PARTS OF THE EXERCISE ▸
a. In the project list, up to what percentage reduction in overall environmental impact does the life cycle analysis predict for nano-assisted diffusion brazing?
b. Copy out the part of the project list starting with "Nanofluid Lubrication" and going on through "for conventional processing.".
c. Continue the project list from its last line.

++++ EXCERPT ++++

Nanofluid Lubrication
(Paul, Haapala)

• Synthesis of safer, low cost, and environmentally benign nanofluids for lubrication.
• Applications include metalworking fluids, metal cutting fluids, wind turbines.

Environmental Analysis of Nano-assisted Diffusion Brazing
(Haapala, Paul)

• Reduction in bonding temperatures through application of metal nanoparticles.
• Reduction in the amount of filler metal and elimination of temperature depressant material needed for conventional processing.
• Life cycle analysis predicts 33% less impact due to electricity use and up to 16% reduction in overall environmental impact.

Green Materials and Processing: Approaching the Atom Scale
(Keszler, Wager, Dave Johnson, Darren Johnson)

• Designing molecular inks for printable high quality films.
• Examining film chemistry to realize novel compositions for enhanced electrical properties at the nanoscale.
• Fabricating vertical transport devices for high speed performance and low cost manufacturing.

++++ DATA FOR REVIEW ++++

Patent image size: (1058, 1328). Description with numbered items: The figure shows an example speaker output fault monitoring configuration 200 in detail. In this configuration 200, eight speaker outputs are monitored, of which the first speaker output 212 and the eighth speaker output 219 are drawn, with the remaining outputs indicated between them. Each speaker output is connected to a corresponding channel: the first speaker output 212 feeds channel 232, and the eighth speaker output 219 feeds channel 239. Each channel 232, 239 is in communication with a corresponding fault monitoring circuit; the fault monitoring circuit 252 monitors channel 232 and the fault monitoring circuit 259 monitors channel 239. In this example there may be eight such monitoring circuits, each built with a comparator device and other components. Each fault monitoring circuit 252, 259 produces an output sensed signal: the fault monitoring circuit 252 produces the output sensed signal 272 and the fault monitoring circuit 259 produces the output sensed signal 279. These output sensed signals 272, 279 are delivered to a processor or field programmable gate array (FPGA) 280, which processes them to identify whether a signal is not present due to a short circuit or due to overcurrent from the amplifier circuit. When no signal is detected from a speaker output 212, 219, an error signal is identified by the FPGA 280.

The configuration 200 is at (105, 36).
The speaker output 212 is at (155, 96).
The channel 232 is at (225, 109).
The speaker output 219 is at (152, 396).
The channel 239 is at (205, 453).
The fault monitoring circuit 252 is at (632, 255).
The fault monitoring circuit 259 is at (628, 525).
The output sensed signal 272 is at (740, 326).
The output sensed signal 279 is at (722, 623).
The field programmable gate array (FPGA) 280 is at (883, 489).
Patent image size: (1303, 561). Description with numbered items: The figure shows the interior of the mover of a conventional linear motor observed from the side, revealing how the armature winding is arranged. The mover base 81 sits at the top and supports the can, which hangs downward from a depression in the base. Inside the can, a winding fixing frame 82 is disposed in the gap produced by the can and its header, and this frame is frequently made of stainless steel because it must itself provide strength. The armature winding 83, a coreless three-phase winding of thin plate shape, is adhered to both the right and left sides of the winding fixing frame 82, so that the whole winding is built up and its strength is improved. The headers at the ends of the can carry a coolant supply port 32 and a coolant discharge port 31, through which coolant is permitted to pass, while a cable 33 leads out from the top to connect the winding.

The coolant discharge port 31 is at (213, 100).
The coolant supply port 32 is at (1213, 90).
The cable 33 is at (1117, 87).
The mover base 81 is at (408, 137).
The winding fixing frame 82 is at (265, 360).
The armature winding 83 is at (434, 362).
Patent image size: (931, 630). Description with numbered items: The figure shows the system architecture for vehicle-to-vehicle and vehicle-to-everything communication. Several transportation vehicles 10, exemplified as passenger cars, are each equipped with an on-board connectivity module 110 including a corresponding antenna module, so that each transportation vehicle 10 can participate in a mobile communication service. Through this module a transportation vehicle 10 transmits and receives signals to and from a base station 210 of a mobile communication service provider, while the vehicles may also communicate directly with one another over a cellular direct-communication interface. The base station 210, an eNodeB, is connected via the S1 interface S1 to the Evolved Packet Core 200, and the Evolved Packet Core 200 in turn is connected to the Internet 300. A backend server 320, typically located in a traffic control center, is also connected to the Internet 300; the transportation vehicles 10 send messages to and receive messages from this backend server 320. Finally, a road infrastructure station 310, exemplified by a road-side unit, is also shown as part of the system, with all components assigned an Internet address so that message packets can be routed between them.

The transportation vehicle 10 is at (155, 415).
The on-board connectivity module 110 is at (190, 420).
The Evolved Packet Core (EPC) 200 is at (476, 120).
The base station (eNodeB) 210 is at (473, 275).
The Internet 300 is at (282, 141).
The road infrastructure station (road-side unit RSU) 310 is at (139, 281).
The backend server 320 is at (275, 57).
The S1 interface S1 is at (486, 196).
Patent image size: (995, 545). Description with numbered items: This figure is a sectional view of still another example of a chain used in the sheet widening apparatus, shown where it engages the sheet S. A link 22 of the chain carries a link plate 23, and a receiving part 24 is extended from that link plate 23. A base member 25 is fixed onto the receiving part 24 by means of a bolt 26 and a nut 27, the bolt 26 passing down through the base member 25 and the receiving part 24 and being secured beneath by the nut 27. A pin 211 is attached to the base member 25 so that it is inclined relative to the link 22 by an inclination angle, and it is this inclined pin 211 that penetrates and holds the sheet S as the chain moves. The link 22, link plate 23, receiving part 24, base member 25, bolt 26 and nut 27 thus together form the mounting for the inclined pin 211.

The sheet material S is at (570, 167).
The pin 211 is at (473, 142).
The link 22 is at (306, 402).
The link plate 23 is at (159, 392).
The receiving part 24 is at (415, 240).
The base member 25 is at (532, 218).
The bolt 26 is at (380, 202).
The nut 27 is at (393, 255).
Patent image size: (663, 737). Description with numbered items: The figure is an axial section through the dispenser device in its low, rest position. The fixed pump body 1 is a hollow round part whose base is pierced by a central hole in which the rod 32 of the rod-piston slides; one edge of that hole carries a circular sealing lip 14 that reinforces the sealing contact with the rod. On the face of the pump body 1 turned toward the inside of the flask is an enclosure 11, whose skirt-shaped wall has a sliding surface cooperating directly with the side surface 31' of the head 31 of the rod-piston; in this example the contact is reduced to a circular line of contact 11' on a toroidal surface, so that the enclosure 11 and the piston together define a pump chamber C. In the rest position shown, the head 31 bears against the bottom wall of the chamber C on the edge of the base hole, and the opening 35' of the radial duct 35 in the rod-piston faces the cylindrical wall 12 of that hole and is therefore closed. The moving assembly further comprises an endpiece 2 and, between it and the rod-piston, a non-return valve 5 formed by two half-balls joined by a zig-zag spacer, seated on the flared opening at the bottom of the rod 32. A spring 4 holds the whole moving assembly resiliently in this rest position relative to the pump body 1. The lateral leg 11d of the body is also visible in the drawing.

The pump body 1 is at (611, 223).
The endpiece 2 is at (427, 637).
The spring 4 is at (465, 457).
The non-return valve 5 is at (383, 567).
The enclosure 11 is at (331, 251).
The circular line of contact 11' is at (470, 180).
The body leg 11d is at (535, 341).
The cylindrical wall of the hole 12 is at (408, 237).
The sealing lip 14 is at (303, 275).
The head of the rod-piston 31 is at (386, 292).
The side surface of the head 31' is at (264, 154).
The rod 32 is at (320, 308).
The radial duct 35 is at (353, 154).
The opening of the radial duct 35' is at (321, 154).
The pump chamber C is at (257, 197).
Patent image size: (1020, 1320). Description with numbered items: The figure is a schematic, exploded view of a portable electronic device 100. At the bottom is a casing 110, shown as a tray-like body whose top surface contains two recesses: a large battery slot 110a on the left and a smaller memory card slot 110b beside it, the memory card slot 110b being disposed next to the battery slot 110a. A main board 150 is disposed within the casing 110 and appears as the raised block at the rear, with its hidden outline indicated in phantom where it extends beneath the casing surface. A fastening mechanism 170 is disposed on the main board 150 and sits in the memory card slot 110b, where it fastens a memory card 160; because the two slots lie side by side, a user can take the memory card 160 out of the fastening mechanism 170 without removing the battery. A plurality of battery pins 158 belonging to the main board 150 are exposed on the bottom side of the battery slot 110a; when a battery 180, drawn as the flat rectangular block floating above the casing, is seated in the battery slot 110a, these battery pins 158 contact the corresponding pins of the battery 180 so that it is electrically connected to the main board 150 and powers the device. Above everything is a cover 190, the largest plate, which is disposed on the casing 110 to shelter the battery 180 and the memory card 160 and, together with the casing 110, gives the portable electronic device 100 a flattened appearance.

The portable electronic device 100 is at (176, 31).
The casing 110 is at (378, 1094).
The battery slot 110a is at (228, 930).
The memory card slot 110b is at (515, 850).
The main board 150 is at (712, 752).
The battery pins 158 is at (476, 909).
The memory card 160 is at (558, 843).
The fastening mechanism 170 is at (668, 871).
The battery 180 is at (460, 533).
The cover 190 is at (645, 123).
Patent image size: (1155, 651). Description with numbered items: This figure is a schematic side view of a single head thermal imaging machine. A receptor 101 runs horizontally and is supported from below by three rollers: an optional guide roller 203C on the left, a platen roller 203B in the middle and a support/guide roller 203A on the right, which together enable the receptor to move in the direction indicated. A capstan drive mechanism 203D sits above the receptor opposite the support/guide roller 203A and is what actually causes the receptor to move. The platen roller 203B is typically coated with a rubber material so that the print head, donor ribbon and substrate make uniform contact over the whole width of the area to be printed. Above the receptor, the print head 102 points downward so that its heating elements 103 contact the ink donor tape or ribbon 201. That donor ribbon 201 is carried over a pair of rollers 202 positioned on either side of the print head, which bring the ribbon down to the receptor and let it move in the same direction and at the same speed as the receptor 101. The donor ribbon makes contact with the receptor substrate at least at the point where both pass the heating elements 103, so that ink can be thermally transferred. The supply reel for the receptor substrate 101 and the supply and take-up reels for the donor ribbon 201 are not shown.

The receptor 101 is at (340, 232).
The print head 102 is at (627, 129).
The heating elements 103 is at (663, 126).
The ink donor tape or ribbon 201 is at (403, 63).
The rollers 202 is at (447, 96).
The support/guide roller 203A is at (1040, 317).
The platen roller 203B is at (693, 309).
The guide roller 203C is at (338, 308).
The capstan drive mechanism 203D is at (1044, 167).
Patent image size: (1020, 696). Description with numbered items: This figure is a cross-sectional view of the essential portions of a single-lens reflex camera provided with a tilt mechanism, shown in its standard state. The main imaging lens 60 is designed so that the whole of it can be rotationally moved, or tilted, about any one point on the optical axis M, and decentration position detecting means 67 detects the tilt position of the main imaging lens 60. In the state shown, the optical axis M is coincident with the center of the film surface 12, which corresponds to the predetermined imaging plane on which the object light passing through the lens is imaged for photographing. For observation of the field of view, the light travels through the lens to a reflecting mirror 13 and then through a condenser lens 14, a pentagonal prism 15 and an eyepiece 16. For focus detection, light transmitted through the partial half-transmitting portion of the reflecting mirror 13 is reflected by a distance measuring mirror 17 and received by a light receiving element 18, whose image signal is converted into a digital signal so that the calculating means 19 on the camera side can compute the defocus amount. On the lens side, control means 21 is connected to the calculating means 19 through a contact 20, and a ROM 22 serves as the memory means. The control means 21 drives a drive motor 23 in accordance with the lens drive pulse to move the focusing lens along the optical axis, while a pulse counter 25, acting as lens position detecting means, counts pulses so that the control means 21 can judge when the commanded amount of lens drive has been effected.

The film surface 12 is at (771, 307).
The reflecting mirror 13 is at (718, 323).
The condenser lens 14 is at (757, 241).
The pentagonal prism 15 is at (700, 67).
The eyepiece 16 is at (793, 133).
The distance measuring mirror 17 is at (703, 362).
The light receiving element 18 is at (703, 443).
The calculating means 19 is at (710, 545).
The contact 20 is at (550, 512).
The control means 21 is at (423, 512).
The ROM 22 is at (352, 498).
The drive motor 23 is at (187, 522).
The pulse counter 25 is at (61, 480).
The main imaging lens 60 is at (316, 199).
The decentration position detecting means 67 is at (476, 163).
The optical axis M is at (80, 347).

++++

YOUR RESPONSES ▸
a. Up to 16%.

b.
Nanofluid Lubrication
(Paul, Haapala)

• Synthesis of safer, low cost, and environmentally benign nanofluids for lubrication.
• Applications include metalworking fluids, metal cutting fluids, wind turbines.

Environmental Analysis of Nano-assisted Diffusion Brazing
(Haapala, Paul)

• Reduction in bonding temperatures through application of metal nanoparticles.
• Reduction in the amount of filler metal and elimination of temperature depressant material needed for conventional processing.

c.
• Enabling extension of current photolithographic techniques to the extreme end of the nanoscale.

Nanoengineered MIM Diodes for Rectenna Applications
(Conley, Keszler, Wager, Johnson)

• A rectenna is an integrated receiving antenna and diode that captures electromagnetic energy and converts it to DC power.
• For infrared (IR) energy-harvesting applications in the ~10μm/ 30-THz regime, a high-frequency metal-insulator-metal (MIM) tunneling diode is typically used for AC-to-DC rectification.
• Goal is to explore the applicability of new materials, device architectures, and processing technologies for the realization of novel MIM diodes for rectenna applications.
• Collaboration with the Army Research Laboratory and UO.